● Provided data:

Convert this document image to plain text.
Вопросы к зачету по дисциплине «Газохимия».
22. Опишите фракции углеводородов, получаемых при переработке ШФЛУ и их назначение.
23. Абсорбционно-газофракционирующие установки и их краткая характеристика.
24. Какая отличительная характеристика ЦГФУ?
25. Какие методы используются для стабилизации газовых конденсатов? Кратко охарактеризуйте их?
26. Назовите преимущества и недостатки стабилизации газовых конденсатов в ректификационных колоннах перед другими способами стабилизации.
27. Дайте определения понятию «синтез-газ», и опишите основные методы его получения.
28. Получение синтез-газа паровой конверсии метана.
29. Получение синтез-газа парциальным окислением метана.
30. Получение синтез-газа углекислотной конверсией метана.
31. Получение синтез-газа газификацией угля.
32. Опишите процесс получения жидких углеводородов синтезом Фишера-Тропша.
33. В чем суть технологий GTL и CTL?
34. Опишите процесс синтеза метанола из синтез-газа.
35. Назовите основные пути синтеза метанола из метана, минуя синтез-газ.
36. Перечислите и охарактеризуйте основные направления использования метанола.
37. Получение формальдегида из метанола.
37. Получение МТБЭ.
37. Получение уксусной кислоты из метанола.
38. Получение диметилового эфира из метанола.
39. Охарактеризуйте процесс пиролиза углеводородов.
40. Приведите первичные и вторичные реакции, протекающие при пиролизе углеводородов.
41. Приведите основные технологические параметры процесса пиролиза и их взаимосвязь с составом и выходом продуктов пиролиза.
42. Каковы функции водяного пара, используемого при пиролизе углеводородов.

● Problem to work on: In the entries above, find every line with the word "синтеза" and list it.

● Response for this exercise:
34. Опишите процесс синтеза метанола из синтез-газа.
35. Назовите основные пути синтеза метанола из метана, минуя синтез-газ.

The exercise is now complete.